BEGIN
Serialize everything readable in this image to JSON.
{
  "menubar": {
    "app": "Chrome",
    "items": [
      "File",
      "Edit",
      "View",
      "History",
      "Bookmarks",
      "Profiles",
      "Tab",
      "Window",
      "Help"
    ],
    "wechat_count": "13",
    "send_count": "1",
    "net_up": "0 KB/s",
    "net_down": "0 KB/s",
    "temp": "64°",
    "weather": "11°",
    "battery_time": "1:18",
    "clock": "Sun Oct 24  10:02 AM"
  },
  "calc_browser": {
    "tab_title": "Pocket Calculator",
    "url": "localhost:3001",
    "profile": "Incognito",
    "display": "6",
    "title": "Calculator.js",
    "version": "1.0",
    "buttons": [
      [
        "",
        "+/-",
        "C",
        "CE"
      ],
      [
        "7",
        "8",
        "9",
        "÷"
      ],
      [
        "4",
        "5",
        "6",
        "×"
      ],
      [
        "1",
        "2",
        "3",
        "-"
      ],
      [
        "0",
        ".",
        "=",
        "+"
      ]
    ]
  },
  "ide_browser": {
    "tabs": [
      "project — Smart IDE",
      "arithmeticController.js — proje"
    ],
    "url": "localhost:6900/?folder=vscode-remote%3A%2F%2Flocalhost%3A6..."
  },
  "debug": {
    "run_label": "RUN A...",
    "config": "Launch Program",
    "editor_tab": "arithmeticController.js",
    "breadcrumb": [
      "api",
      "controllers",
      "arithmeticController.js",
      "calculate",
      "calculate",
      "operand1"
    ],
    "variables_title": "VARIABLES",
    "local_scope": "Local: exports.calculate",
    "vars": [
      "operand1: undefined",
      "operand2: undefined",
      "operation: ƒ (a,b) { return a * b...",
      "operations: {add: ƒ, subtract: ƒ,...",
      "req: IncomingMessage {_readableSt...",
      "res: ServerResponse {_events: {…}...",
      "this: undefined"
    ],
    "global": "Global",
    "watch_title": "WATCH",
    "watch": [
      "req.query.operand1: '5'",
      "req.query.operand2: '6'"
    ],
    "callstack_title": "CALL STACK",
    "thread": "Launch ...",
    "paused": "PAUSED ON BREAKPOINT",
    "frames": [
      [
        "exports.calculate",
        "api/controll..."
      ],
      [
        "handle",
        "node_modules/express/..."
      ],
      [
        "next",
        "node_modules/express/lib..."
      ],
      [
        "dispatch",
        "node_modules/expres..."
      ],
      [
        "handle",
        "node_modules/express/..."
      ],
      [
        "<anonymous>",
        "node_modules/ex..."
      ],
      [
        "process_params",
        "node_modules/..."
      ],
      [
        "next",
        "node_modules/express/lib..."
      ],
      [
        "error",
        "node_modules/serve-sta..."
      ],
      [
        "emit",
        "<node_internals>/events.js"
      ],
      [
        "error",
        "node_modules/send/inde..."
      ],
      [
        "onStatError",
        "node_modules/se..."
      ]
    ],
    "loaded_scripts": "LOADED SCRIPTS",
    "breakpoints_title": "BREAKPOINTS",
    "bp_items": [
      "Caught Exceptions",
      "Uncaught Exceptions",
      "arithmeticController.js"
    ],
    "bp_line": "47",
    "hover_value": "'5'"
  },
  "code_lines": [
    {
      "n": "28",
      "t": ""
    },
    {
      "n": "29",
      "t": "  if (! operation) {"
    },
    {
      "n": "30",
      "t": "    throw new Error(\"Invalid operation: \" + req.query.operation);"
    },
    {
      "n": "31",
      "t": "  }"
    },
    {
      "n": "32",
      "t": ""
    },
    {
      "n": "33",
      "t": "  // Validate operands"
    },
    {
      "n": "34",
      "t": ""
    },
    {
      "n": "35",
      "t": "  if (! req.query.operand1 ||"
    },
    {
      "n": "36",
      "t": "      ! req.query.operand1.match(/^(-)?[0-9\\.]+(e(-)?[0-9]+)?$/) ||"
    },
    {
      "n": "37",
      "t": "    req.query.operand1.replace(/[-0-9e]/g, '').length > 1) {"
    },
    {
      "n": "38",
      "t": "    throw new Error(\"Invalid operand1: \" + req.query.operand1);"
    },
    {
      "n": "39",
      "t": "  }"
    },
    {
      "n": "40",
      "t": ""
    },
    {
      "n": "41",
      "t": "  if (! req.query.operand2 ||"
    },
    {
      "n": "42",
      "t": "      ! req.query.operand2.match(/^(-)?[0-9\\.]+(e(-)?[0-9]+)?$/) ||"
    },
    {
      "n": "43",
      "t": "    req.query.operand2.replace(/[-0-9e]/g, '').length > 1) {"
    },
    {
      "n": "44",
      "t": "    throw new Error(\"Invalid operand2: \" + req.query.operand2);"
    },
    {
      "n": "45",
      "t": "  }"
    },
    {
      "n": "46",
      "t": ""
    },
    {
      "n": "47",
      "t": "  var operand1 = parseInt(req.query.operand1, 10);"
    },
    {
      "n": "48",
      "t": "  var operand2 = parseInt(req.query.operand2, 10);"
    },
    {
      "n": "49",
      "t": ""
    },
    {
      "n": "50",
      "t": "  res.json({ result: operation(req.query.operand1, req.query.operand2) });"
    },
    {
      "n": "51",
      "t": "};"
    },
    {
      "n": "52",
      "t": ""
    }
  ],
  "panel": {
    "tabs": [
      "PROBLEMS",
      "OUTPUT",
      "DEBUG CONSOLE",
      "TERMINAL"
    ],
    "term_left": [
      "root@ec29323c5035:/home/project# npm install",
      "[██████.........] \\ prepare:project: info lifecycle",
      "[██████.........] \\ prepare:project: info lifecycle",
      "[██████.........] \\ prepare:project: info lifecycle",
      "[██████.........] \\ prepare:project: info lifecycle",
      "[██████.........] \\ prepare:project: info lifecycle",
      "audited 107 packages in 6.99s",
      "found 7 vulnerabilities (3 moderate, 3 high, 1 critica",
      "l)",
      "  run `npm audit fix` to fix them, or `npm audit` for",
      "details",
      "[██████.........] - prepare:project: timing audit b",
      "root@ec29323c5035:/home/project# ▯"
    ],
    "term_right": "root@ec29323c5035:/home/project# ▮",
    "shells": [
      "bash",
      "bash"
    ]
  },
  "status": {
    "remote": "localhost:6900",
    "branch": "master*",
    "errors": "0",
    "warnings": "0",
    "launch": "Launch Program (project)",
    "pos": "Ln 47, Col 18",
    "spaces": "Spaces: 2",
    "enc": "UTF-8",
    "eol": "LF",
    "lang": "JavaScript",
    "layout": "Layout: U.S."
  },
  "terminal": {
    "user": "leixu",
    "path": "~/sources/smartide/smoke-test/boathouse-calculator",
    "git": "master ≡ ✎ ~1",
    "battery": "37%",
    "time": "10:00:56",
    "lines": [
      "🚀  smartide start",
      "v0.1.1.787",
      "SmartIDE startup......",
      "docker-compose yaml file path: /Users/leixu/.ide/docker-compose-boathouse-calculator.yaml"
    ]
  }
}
END
What you have to do: Write every entry out again exactly.

In response:
Serialize everything readable in this image to JSON.
{
  "menubar": {
    "app": "Chrome",
    "items": [
      "File",
      "Edit",
      "View",
      "History",
      "Bookmarks",
      "Profiles",
      "Tab",
      "Window",
      "Help"
    ],
    "wechat_count": "13",
    "send_count": "1",
    "net_up": "0 KB/s",
    "net_down": "0 KB/s",
    "temp": "64°",
    "weather": "11°",
    "battery_time": "1:18",
    "clock": "Sun Oct 24  10:02 AM"
  },
  "calc_browser": {
    "tab_title": "Pocket Calculator",
    "url": "localhost:3001",
    "profile": "Incognito",
    "display": "6",
    "title": "Calculator.js",
    "version": "1.0",
    "buttons": [
      [
        "",
        "+/-",
        "C",
        "CE"
      ],
      [
        "7",
        "8",
        "9",
        "÷"
      ],
      [
        "4",
        "5",
        "6",
        "×"
      ],
      [
        "1",
        "2",
        "3",
        "-"
      ],
      [
        "0",
        ".",
        "=",
        "+"
      ]
    ]
  },
  "ide_browser": {
    "tabs": [
      "project — Smart IDE",
      "arithmeticController.js — proje"
    ],
    "url": "localhost:6900/?folder=vscode-remote%3A%2F%2Flocalhost%3A6..."
  },
  "debug": {
    "run_label": "RUN A...",
    "config": "Launch Program",
    "editor_tab": "arithmeticController.js",
    "breadcrumb": [
      "api",
      "controllers",
      "arithmeticController.js",
      "calculate",
      "calculate",
      "operand1"
    ],
    "variables_title": "VARIABLES",
    "local_scope": "Local: exports.calculate",
    "vars": [
      "operand1: undefined",
      "operand2: undefined",
      "operation: ƒ (a,b) { return a * b...",
      "operations: {add: ƒ, subtract: ƒ,...",
      "req: IncomingMessage {_readableSt...",
      "res: ServerResponse {_events: {…}...",
      "this: undefined"
    ],
    "global": "Global",
    "watch_title": "WATCH",
    "watch": [
      "req.query.operand1: '5'",
      "req.query.operand2: '6'"
    ],
    "callstack_title": "CALL STACK",
    "thread": "Launch ...",
    "paused": "PAUSED ON BREAKPOINT",
    "frames": [
      [
        "exports.calculate",
        "api/controll..."
      ],
      [
        "handle",
        "node_modules/express/..."
      ],
      [
        "next",
        "node_modules/express/lib..."
      ],
      [
        "dispatch",
        "node_modules/expres..."
      ],
      [
        "handle",
        "node_modules/express/..."
      ],
      [
        "<anonymous>",
        "node_modules/ex..."
      ],
      [
        "process_params",
        "node_modules/..."
      ],
      [
        "next",
        "node_modules/express/lib..."
      ],
      [
        "error",
        "node_modules/serve-sta..."
      ],
      [
        "emit",
        "<node_internals>/events.js"
      ],
      [
        "error",
        "node_modules/send/inde..."
      ],
      [
        "onStatError",
        "node_modules/se..."
      ]
    ],
    "loaded_scripts": "LOADED SCRIPTS",
    "breakpoints_title": "BREAKPOINTS",
    "bp_items": [
      "Caught Exceptions",
      "Uncaught Exceptions",
      "arithmeticController.js"
    ],
    "bp_line": "47",
    "hover_value": "'5'"
  },
  "code_lines": [
    {
      "n": "28",
      "t": ""
    },
    {
      "n": "29",
      "t": "  if (! operation) {"
    },
    {
      "n": "30",
      "t": "    throw new Error(\"Invalid operation: \" + req.query.operation);"
    },
    {
      "n": "31",
      "t": "  }"
    },
    {
      "n": "32",
      "t": ""
    },
    {
      "n": "33",
      "t": "  // Validate operands"
    },
    {
      "n": "34",
      "t": ""
    },
    {
      "n": "35",
      "t": "  if (! req.query.operand1 ||"
    },
    {
      "n": "36",
      "t": "      ! req.query.operand1.match(/^(-)?[0-9\\.]+(e(-)?[0-9]+)?$/) ||"
    },
    {
      "n": "37",
      "t": "    req.query.operand1.replace(/[-0-9e]/g, '').length > 1) {"
    },
    {
      "n": "38",
      "t": "    throw new Error(\"Invalid operand1: \" + req.query.operand1);"
    },
    {
      "n": "39",
      "t": "  }"
    },
    {
      "n": "40",
      "t": ""
    },
    {
      "n": "41",
      "t": "  if (! req.query.operand2 ||"
    },
    {
      "n": "42",
      "t": "      ! req.query.operand2.match(/^(-)?[0-9\\.]+(e(-)?[0-9]+)?$/) ||"
    },
    {
      "n": "43",
      "t": "    req.query.operand2.replace(/[-0-9e]/g, '').length > 1) {"
    },
    {
      "n": "44",
      "t": "    throw new Error(\"Invalid operand2: \" + req.query.operand2);"
    },
    {
      "n": "45",
      "t": "  }"
    },
    {
      "n": "46",
      "t": ""
    },
    {
      "n": "47",
      "t": "  var operand1 = parseInt(req.query.operand1, 10);"
    },
    {
      "n": "48",
      "t": "  var operand2 = parseInt(req.query.operand2, 10);"
    },
    {
      "n": "49",
      "t": ""
    },
    {
      "n": "50",
      "t": "  res.json({ result: operation(req.query.operand1, req.query.operand2) });"
    },
    {
      "n": "51",
      "t": "};"
    },
    {
      "n": "52",
      "t": ""
    }
  ],
  "panel": {
    "tabs": [
      "PROBLEMS",
      "OUTPUT",
      "DEBUG CONSOLE",
      "TERMINAL"
    ],
    "term_left": [
      "root@ec29323c5035:/home/project# npm install",
      "[██████.........] \\ prepare:project: info lifecycle",
      "[██████.........] \\ prepare:project: info lifecycle",
      "[██████.........] \\ prepare:project: info lifecycle",
      "[██████.........] \\ prepare:project: info lifecycle",
      "[██████.........] \\ prepare:project: info lifecycle",
      "audited 107 packages in 6.99s",
      "found 7 vulnerabilities (3 moderate, 3 high, 1 critica",
      "l)",
      "  run `npm audit fix` to fix them, or `npm audit` for",
      "details",
      "[██████.........] - prepare:project: timing audit b",
      "root@ec29323c5035:/home/project# ▯"
    ],
    "term_right": "root@ec29323c5035:/home/project# ▮",
    "shells": [
      "bash",
      "bash"
    ]
  },
  "status": {
    "remote": "localhost:6900",
    "branch": "master*",
    "errors": "0",
    "warnings": "0",
    "launch": "Launch Program (project)",
    "pos": "Ln 47, Col 18",
    "spaces": "Spaces: 2",
    "enc": "UTF-8",
    "eol": "LF",
    "lang": "JavaScript",
    "layout": "Layout: U.S."
  },
  "terminal": {
    "user": "leixu",
    "path": "~/sources/smartide/smoke-test/boathouse-calculator",
    "git": "master ≡ ✎ ~1",
    "battery": "37%",
    "time": "10:00:56",
    "lines": [
      "🚀  smartide start",
      "v0.1.1.787",
      "SmartIDE startup......",
      "docker-compose yaml file path: /Users/leixu/.ide/docker-compose-boathouse-calculator.yaml"
    ]
  }
}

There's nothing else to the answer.